## BEGIN ITEMS

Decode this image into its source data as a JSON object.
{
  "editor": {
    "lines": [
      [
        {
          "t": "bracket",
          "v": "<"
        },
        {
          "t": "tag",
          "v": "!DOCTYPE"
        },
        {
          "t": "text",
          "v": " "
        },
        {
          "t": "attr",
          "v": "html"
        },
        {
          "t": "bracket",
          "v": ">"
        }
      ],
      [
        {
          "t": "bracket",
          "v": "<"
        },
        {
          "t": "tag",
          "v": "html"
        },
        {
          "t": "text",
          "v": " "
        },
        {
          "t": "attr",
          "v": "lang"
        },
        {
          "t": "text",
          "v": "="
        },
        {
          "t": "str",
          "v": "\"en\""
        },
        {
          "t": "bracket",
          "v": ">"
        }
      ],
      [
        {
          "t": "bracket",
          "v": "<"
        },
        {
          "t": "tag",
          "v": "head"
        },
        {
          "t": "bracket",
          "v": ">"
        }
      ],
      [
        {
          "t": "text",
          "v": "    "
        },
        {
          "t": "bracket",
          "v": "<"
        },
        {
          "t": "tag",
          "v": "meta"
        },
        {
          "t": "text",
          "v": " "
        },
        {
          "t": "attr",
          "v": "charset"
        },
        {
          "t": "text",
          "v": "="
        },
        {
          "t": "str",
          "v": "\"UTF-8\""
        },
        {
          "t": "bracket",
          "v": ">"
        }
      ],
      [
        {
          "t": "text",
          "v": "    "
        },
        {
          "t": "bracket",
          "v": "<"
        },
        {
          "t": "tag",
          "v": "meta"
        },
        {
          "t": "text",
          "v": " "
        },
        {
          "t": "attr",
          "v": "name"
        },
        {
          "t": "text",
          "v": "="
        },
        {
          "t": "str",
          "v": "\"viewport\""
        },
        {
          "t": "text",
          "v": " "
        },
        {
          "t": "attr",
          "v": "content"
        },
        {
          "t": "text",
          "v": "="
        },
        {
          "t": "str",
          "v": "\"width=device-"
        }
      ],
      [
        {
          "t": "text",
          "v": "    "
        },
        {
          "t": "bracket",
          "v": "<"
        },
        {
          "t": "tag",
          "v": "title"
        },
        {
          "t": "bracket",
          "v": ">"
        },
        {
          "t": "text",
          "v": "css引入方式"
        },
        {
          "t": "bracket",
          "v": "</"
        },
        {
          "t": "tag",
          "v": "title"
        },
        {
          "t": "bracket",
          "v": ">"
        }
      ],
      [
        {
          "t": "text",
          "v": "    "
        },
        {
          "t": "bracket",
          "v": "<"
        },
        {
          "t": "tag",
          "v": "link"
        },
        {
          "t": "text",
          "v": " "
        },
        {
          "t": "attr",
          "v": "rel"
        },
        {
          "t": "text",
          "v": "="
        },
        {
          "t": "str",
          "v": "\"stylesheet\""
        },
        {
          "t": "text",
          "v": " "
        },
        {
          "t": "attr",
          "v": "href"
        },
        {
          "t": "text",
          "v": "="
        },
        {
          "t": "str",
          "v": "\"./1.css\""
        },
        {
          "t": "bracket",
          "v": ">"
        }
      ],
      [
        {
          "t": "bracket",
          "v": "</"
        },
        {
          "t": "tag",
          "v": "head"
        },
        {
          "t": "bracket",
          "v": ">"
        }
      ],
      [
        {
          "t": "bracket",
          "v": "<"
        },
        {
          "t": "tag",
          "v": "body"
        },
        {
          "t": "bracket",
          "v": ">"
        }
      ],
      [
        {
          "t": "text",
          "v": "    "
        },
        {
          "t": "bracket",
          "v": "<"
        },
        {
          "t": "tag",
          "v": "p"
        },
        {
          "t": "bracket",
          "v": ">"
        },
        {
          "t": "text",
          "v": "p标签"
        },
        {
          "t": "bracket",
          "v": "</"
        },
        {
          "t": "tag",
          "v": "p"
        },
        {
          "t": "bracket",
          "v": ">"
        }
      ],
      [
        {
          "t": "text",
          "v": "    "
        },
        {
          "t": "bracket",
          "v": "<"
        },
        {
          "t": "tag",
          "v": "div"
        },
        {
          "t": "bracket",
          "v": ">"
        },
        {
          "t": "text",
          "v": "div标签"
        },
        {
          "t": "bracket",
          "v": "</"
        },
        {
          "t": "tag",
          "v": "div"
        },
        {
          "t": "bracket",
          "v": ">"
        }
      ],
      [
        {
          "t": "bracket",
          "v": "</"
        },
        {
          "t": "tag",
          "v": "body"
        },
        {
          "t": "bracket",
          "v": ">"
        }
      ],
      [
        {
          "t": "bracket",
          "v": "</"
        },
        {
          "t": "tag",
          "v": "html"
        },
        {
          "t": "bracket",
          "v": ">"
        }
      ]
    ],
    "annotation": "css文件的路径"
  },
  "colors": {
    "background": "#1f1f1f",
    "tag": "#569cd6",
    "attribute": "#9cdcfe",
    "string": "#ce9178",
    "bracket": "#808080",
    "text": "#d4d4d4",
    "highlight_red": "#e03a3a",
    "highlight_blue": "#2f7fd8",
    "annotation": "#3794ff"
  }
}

## END ITEMS

*SET PROBLEM*
Report how many lines in these entries contain "annotation". Answer with the number only.

*RESULT OF THIS EXERCISE*
2